**WHAT THE EXERCISE ASKS:** For this task, extract exactly the lines of the data below, from the line containing "Type out the text in this image." through the last one, with pictures left out.

**Dataset entries:**
·····

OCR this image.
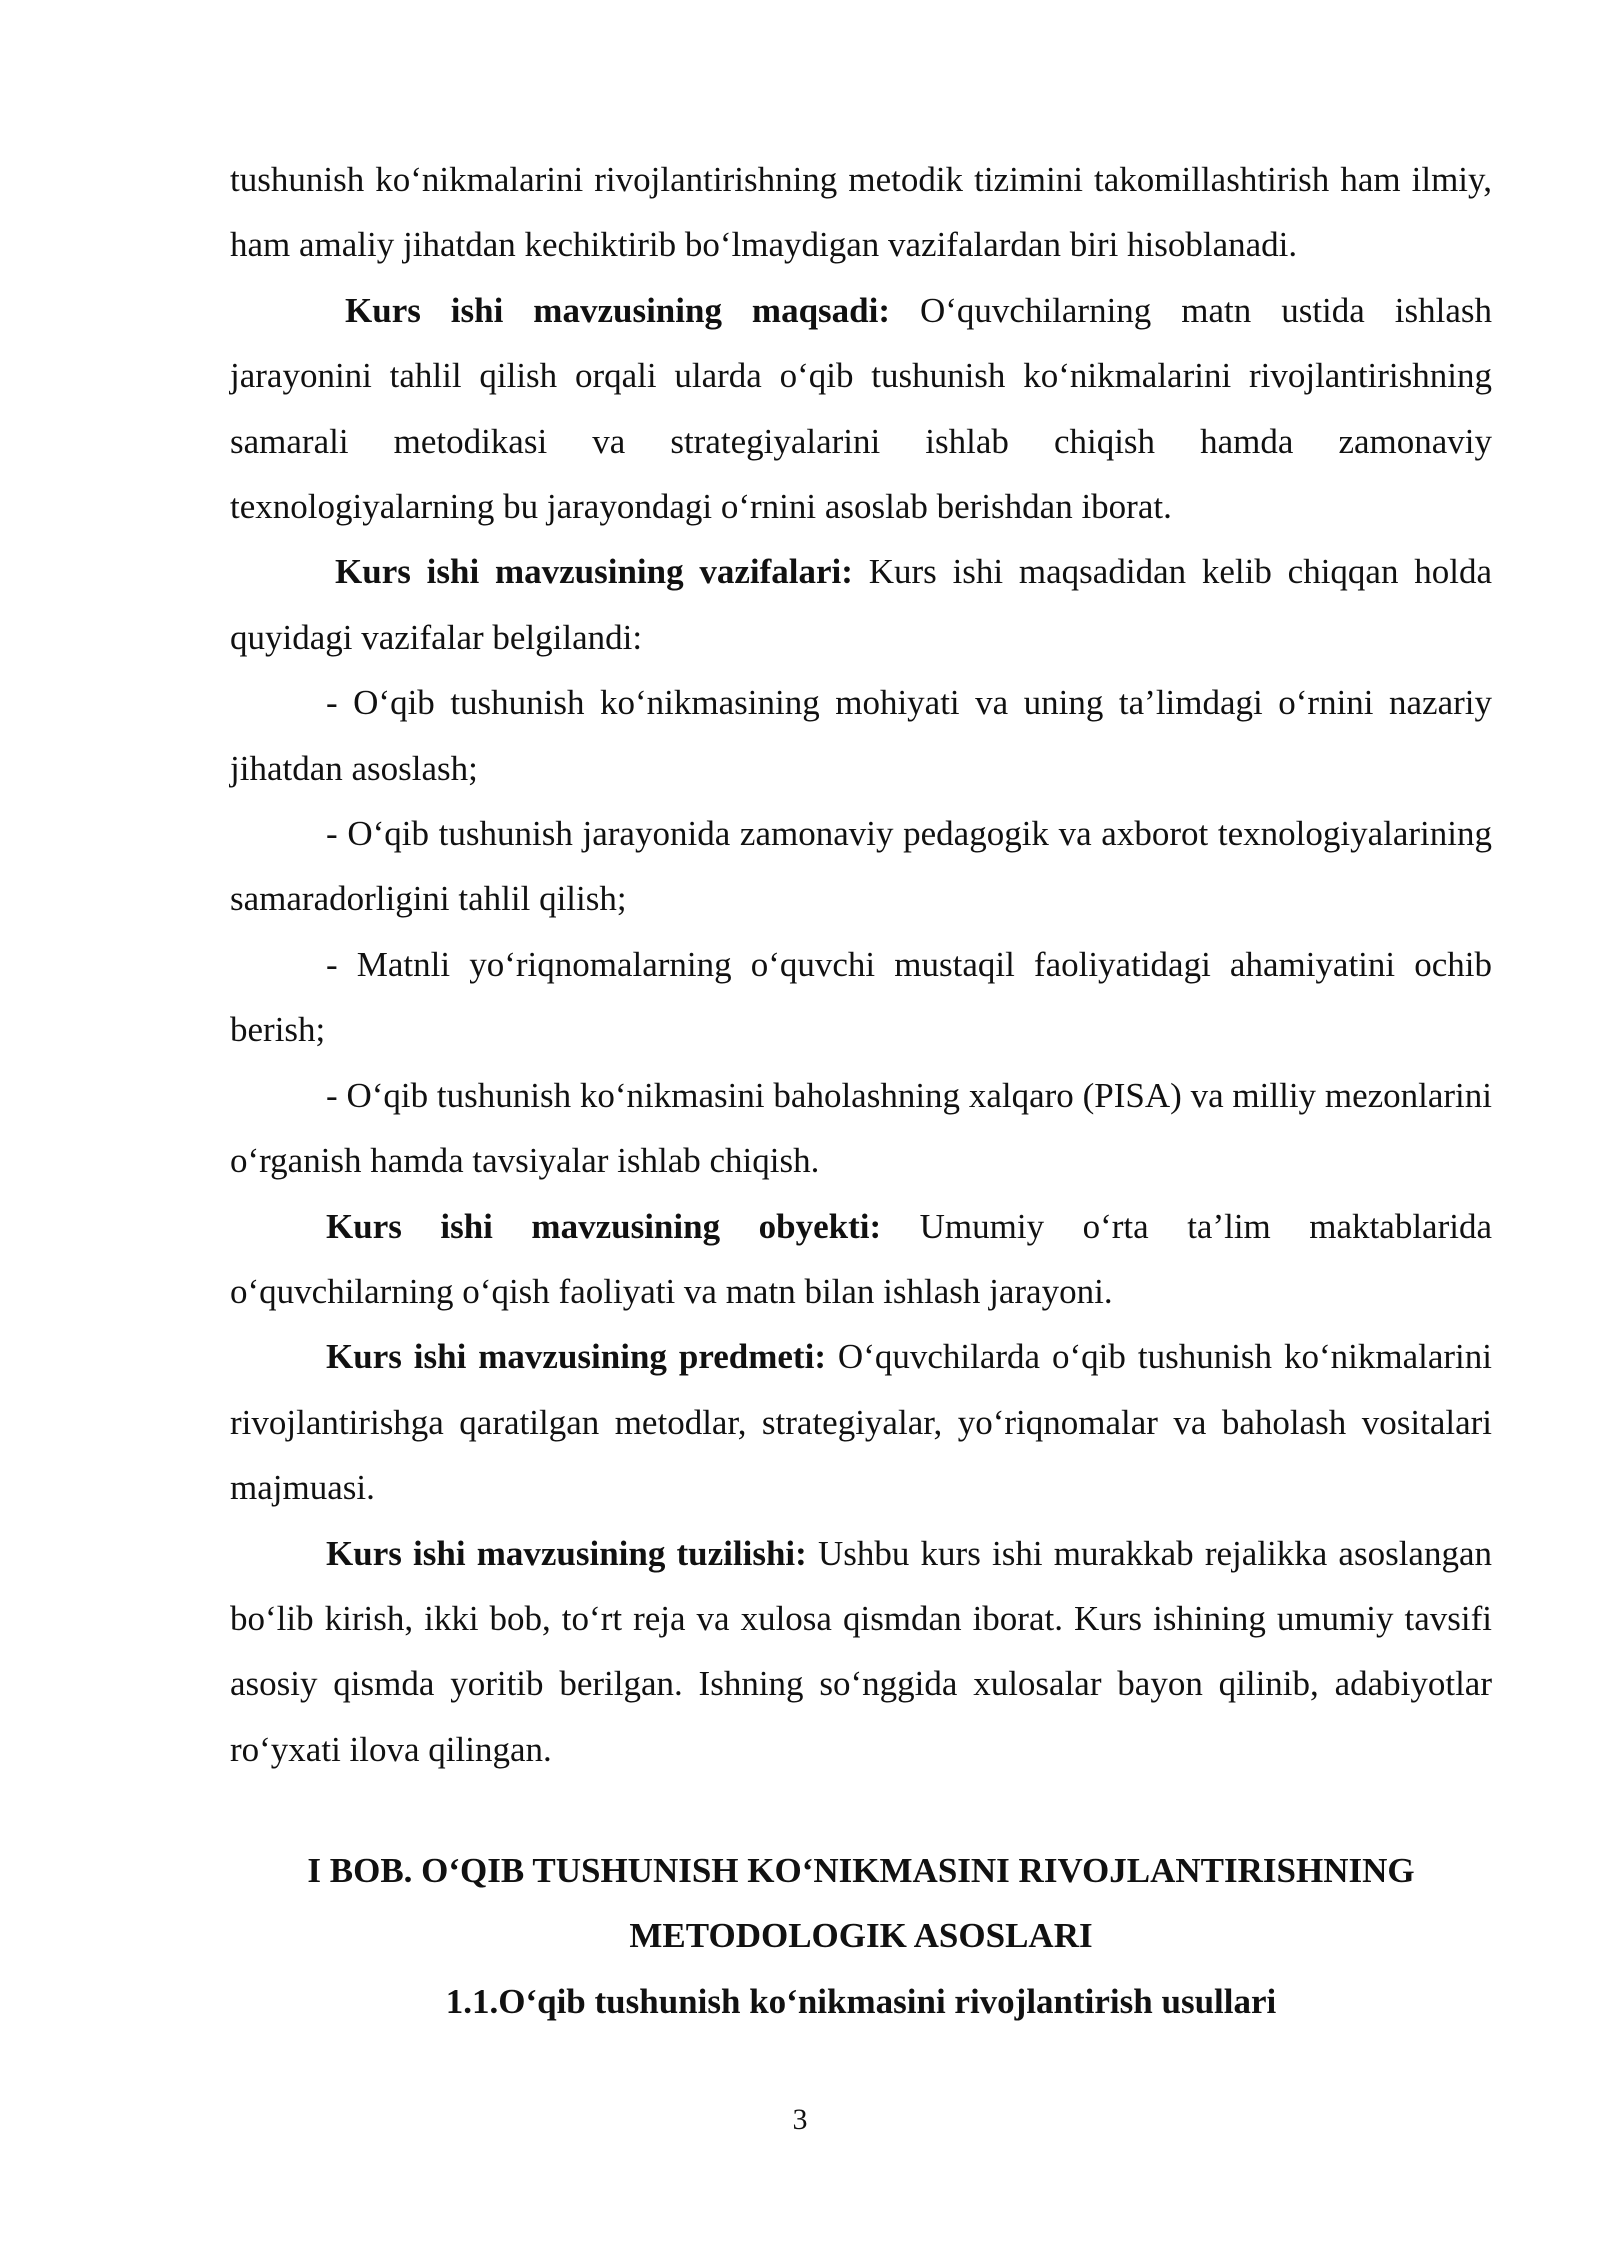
tushunish ko‘nikmalarini rivojlantirishning metodik tizimini takomillashtirish ham ilmiy, ham amaliy jihatdan kechiktirib bo‘lmaydigan vazifalardan biri hisoblanadi.

Kurs ishi mavzusining maqsadi: O‘quvchilarning matn ustida ishlash jarayonini tahlil qilish orqali ularda o‘qib tushunish ko‘nikmalarini rivojlantirishning samarali metodikasi va strategiyalarini ishlab chiqish hamda zamonaviy texnologiyalarning bu jarayondagi o‘rnini asoslab berishdan iborat.

Kurs ishi mavzusining vazifalari: Kurs ishi maqsadidan kelib chiqqan holda quyidagi vazifalar belgilandi:

- O‘qib tushunish ko‘nikmasining mohiyati va uning ta’limdagi o‘rnini nazariy jihatdan asoslash;

- O‘qib tushunish jarayonida zamonaviy pedagogik va axborot texnologiyalarining samaradorligini tahlil qilish;

- Matnli yo‘riqnomalarning o‘quvchi mustaqil faoliyatidagi ahamiyatini ochib berish;

- O‘qib tushunish ko‘nikmasini baholashning xalqaro (PISA) va milliy mezonlarini o‘rganish hamda tavsiyalar ishlab chiqish.

Kurs ishi mavzusining obyekti: Umumiy o‘rta ta’lim maktablarida o‘quvchilarning o‘qish faoliyati va matn bilan ishlash jarayoni.

Kurs ishi mavzusining predmeti: O‘quvchilarda o‘qib tushunish ko‘nikmalarini rivojlantirishga qaratilgan metodlar, strategiyalar, yo‘riqnomalar va baholash vositalari majmuasi.

Kurs ishi mavzusining tuzilishi: Ushbu kurs ishi murakkab rejalikka asoslangan bo‘lib kirish, ikki bob, to‘rt reja va xulosa qismdan iborat. Kurs ishining umumiy tavsifi asosiy qismda yoritib berilgan. Ishning so‘nggida xulosalar bayon qilinib, adabiyotlar ro‘yxati ilova qilingan.

I BOB. O‘QIB TUSHUNISH KO‘NIKMASINI RIVOJLANTIRISHNING
METODOLOGIK ASOSLARI
1.1.O‘qib tushunish ko‘nikmasini rivojlantirish usullari
3
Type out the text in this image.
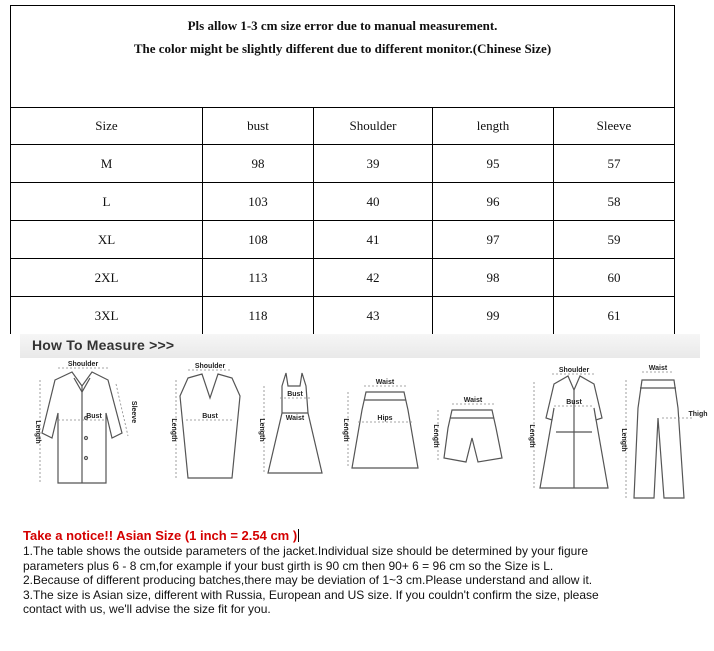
Pls allow 1-3 cm size error due to manual measurement.
The color might be slightly different due to different monitor.(Chinese Size)				

Size	bust	Shoulder	length	Sleeve
M	98	39	95	57
L	103	40	96	58
XL	108	41	97	59
2XL	113	42	98	60
3XL	118	43	99	61
How To Measure >>>
Shoulder
Bust
Length
Sleeve
Shoulder
Bust
Length
Bust
Waist
Length
Waist
Hips
Length
Waist
Length
Shoulder
Bust
Length
Waist
Thigh
Length
Take a notice!! Asian Size (1 inch = 2.54 cm )
1.The table shows the outside parameters of the jacket.Individual size should be determined by your figure
parameters plus 6 - 8 cm,for example if your bust girth is 90 cm then 90+ 6 = 96 cm so the Size is L.
2.Because of different producing batches,there may be deviation of 1~3 cm.Please understand and allow it.
3.The size is Asian size, different with Russia, European and US size. If you couldn't confirm the size, please
contact with us, we'll advise the size fit for you.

·····

**REPLY TO THE TASK:**
Type out the text in this image.
Pls allow 1-3 cm size error due to manual measurement.
The color might be slightly different due to different monitor.(Chinese Size)				

Size	bust	Shoulder	length	Sleeve
M	98	39	95	57
L	103	40	96	58
XL	108	41	97	59
2XL	113	42	98	60
3XL	118	43	99	61
How To Measure >>>
Shoulder
Bust
Length
Sleeve
Shoulder
Bust
Length
Bust
Waist
Length
Waist
Hips
Length
Waist
Length
Shoulder
Bust
Length
Waist
Thigh
Length
Take a notice!! Asian Size (1 inch = 2.54 cm )
1.The table shows the outside parameters of the jacket.Individual size should be determined by your figure
parameters plus 6 - 8 cm,for example if your bust girth is 90 cm then 90+ 6 = 96 cm so the Size is L.
2.Because of different producing batches,there may be deviation of 1~3 cm.Please understand and allow it.
3.The size is Asian size, different with Russia, European and US size. If you couldn't confirm the size, please
contact with us, we'll advise the size fit for you.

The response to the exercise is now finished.